◆ Provided information
## BEGIN
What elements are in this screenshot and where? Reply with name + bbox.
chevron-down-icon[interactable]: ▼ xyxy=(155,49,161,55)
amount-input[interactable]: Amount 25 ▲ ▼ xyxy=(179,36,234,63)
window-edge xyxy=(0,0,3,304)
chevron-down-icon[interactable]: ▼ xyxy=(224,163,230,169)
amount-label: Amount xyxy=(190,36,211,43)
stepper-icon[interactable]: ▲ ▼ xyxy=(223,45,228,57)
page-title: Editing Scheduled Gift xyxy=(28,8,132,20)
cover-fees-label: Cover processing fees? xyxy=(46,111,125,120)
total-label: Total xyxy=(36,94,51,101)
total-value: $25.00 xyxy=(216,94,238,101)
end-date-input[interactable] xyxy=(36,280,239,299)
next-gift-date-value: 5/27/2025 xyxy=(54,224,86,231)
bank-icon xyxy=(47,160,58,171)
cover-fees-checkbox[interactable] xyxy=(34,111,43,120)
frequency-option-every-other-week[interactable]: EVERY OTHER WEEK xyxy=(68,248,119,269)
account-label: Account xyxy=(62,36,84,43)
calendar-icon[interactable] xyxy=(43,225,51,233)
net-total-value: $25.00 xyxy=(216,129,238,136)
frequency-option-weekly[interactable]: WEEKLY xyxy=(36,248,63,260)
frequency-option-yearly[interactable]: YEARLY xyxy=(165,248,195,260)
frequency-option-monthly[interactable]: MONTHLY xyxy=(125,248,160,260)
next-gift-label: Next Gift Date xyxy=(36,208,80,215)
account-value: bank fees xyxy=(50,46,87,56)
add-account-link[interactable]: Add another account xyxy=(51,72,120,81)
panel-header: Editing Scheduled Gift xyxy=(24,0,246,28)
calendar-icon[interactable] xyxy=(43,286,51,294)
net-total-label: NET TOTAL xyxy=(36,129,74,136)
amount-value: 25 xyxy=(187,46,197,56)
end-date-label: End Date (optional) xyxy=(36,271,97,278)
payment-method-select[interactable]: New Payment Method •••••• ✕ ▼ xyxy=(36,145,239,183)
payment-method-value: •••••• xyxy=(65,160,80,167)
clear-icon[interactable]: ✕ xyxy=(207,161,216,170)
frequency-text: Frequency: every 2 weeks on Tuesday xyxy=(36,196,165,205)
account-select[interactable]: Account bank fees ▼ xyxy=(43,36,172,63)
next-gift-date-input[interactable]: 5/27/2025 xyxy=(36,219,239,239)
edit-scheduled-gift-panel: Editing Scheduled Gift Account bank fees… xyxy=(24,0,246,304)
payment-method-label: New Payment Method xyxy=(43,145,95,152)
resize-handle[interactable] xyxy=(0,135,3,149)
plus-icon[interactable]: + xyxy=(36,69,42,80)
## END
◆ Objective
Reproduce every one of the entries above, line for line, without changing any character.

◆ Reply to the task
What elements are in this screenshot and where? Reply with name + bbox.
chevron-down-icon[interactable]: ▼ xyxy=(155,49,161,55)
amount-input[interactable]: Amount 25 ▲ ▼ xyxy=(179,36,234,63)
window-edge xyxy=(0,0,3,304)
chevron-down-icon[interactable]: ▼ xyxy=(224,163,230,169)
amount-label: Amount xyxy=(190,36,211,43)
stepper-icon[interactable]: ▲ ▼ xyxy=(223,45,228,57)
page-title: Editing Scheduled Gift xyxy=(28,8,132,20)
cover-fees-label: Cover processing fees? xyxy=(46,111,125,120)
total-label: Total xyxy=(36,94,51,101)
total-value: $25.00 xyxy=(216,94,238,101)
end-date-input[interactable] xyxy=(36,280,239,299)
next-gift-date-value: 5/27/2025 xyxy=(54,224,86,231)
bank-icon xyxy=(47,160,58,171)
cover-fees-checkbox[interactable] xyxy=(34,111,43,120)
frequency-option-every-other-week[interactable]: EVERY OTHER WEEK xyxy=(68,248,119,269)
account-label: Account xyxy=(62,36,84,43)
calendar-icon[interactable] xyxy=(43,225,51,233)
net-total-value: $25.00 xyxy=(216,129,238,136)
frequency-option-weekly[interactable]: WEEKLY xyxy=(36,248,63,260)
frequency-option-yearly[interactable]: YEARLY xyxy=(165,248,195,260)
frequency-option-monthly[interactable]: MONTHLY xyxy=(125,248,160,260)
next-gift-label: Next Gift Date xyxy=(36,208,80,215)
account-value: bank fees xyxy=(50,46,87,56)
add-account-link[interactable]: Add another account xyxy=(51,72,120,81)
panel-header: Editing Scheduled Gift xyxy=(24,0,246,28)
calendar-icon[interactable] xyxy=(43,286,51,294)
net-total-label: NET TOTAL xyxy=(36,129,74,136)
amount-value: 25 xyxy=(187,46,197,56)
end-date-label: End Date (optional) xyxy=(36,271,97,278)
payment-method-select[interactable]: New Payment Method •••••• ✕ ▼ xyxy=(36,145,239,183)
payment-method-value: •••••• xyxy=(65,160,80,167)
clear-icon[interactable]: ✕ xyxy=(207,161,216,170)
frequency-text: Frequency: every 2 weeks on Tuesday xyxy=(36,196,165,205)
account-select[interactable]: Account bank fees ▼ xyxy=(43,36,172,63)
next-gift-date-input[interactable]: 5/27/2025 xyxy=(36,219,239,239)
edit-scheduled-gift-panel: Editing Scheduled Gift Account bank fees… xyxy=(24,0,246,304)
payment-method-label: New Payment Method xyxy=(43,145,95,152)
resize-handle[interactable] xyxy=(0,135,3,149)
plus-icon[interactable]: + xyxy=(36,69,42,80)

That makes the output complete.